(Extracted information)
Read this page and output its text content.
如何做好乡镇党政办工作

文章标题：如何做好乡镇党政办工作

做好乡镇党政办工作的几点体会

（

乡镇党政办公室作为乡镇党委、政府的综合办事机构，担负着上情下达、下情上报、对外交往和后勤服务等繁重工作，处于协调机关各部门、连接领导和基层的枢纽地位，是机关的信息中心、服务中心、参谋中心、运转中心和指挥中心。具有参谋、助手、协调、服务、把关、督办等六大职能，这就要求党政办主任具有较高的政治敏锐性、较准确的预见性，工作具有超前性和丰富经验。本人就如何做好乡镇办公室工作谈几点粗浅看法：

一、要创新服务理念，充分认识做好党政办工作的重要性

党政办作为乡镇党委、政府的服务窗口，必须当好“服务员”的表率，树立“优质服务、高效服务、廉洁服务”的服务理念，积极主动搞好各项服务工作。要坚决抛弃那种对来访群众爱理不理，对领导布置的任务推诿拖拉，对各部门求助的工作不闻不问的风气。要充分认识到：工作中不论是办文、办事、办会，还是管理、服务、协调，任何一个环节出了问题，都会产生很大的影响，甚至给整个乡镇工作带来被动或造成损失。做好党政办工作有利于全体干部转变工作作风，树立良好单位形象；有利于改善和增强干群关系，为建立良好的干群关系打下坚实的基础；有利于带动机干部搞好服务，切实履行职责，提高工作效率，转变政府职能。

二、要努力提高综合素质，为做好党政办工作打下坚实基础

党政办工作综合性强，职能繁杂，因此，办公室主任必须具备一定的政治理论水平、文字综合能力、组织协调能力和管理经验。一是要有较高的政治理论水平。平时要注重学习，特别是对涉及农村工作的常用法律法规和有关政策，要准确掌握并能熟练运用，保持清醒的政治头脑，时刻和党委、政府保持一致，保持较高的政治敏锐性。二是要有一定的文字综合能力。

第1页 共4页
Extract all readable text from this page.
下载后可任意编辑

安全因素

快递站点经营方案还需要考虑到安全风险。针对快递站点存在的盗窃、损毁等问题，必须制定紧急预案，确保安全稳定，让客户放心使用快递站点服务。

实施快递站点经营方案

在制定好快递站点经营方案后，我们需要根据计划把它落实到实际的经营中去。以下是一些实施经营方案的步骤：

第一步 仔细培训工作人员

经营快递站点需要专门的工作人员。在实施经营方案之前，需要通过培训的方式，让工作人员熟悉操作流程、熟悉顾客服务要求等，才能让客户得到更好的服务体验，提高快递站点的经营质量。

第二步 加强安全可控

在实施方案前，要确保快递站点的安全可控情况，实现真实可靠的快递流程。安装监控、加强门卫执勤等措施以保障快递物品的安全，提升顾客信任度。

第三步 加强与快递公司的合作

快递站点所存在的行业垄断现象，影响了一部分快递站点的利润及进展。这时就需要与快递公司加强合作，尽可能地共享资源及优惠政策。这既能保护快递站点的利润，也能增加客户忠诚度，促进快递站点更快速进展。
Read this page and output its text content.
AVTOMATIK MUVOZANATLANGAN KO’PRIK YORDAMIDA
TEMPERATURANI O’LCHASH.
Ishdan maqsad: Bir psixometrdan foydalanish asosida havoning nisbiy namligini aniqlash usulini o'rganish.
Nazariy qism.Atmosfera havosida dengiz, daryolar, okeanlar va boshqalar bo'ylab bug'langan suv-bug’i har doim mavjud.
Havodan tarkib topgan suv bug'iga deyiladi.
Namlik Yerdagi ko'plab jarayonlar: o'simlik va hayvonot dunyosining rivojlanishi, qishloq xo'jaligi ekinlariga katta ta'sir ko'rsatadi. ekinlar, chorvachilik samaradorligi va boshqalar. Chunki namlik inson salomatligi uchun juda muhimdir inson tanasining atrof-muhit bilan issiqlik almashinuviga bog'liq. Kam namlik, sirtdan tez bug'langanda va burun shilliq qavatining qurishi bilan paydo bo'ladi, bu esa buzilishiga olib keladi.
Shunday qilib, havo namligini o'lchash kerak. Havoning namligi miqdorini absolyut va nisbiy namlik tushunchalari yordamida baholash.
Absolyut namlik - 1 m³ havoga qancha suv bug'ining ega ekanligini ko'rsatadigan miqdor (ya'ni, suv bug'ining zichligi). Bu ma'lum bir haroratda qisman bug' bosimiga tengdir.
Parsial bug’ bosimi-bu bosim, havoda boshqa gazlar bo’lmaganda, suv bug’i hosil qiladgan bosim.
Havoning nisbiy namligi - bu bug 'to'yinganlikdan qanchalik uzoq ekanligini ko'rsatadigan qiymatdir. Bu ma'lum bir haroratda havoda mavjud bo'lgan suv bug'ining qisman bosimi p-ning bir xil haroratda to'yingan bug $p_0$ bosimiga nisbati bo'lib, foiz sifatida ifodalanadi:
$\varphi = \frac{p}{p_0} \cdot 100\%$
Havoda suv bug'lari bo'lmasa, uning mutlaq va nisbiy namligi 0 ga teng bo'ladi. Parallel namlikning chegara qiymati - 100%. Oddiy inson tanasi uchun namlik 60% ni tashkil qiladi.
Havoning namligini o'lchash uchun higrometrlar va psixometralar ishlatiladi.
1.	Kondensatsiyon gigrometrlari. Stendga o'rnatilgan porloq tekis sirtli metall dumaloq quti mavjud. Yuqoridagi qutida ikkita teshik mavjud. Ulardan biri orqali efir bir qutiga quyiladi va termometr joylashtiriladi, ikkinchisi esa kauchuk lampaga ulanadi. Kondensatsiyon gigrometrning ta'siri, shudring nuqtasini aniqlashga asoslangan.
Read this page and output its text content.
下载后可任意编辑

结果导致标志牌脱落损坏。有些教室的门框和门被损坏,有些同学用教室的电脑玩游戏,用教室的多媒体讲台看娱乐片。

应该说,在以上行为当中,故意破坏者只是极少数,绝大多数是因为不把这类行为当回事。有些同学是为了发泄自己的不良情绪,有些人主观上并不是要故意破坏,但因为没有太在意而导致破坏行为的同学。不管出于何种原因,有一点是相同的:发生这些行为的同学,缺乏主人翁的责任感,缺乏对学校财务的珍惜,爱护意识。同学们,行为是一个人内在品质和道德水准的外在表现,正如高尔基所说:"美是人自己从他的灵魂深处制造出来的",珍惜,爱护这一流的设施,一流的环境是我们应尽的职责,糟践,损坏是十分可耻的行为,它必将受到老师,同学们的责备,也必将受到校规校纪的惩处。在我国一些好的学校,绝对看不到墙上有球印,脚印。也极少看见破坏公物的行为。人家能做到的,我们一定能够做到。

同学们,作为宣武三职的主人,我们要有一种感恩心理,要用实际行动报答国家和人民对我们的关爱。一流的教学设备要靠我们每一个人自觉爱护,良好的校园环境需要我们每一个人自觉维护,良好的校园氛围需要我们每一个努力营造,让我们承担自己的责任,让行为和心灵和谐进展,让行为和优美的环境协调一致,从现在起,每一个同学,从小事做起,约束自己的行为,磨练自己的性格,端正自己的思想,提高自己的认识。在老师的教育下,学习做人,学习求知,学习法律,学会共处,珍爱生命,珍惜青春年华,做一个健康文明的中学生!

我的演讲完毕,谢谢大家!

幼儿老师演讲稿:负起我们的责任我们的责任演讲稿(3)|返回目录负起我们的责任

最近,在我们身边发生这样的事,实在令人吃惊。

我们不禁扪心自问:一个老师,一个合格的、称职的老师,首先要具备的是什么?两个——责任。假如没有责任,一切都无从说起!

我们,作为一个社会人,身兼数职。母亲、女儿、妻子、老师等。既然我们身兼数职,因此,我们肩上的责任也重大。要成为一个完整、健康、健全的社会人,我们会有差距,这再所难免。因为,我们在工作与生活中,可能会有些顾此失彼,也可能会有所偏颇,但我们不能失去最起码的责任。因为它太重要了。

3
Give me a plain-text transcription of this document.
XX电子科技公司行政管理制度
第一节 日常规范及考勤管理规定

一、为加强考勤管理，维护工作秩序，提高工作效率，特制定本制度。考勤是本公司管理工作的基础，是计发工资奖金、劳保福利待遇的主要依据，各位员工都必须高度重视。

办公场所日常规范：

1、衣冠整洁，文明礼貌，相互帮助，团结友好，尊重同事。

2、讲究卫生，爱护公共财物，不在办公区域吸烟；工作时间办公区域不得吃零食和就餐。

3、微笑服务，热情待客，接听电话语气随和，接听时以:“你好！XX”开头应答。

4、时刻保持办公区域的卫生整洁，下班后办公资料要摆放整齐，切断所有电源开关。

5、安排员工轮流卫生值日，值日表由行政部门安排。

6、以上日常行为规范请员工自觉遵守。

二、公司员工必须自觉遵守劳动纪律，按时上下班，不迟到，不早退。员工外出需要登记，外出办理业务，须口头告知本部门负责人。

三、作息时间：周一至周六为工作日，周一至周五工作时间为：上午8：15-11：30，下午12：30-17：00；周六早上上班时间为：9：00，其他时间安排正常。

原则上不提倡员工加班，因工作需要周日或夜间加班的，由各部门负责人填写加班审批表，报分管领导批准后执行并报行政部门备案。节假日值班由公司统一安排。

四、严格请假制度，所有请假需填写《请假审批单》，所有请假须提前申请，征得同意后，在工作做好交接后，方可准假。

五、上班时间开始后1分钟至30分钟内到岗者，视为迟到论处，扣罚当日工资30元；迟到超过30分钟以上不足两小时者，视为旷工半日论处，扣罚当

(Job)
In the entries above, find each line with the string "rsatadigan" and copy it.

(Exercise response)
Absolyut namlik - 1 m³ havoga qancha suv bug'ining ega ekanligini ko'rsatadigan miqdor (ya'ni, suv bug'ining zichligi). Bu ma'lum bir haroratda qisman bug' bosimiga tengdir.
Havoning nisbiy namligi - bu bug 'to'yinganlikdan qanchalik uzoq ekanligini ko'rsatadigan qiymatdir. Bu ma'lum bir haroratda havoda mavjud bo'lgan suv bug'ining qisman bosimi p-ning bir xil haroratda to'yingan bug $p_0$ bosimiga nisbati bo'lib, foiz sifatida ifodalanadi:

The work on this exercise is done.